--- begin GIVEN ENTRIES ---
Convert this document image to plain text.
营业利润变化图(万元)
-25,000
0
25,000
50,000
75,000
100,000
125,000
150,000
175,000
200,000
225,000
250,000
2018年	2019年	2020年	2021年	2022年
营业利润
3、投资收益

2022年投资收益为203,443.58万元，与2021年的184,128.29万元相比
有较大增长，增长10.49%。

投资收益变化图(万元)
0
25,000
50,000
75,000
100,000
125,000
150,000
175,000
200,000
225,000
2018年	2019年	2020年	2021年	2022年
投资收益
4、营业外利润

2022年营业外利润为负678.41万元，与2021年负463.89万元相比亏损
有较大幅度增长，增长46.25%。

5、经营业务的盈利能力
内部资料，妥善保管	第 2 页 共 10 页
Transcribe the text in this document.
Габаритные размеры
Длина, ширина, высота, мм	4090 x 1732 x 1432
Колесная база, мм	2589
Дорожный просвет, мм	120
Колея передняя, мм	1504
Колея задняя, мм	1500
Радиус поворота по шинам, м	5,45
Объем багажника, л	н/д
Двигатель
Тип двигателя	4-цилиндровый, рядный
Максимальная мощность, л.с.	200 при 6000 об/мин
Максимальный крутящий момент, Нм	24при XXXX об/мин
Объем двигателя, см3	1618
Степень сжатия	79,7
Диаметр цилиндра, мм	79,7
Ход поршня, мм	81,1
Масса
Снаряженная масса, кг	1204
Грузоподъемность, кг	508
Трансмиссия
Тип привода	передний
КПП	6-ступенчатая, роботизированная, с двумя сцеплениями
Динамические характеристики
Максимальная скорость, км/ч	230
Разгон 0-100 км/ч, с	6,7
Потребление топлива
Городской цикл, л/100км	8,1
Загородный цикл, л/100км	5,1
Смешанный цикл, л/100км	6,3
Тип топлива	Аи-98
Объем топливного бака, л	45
--- end GIVEN ENTRIES ---
**EXERCISE DESCRIPTION:** In the entries above, locate every line with the word "цикл" and copy it.

**THE REPLY:**
Городской цикл, л/100км	8,1
Загородный цикл, л/100км	5,1
Смешанный цикл, л/100км	6,3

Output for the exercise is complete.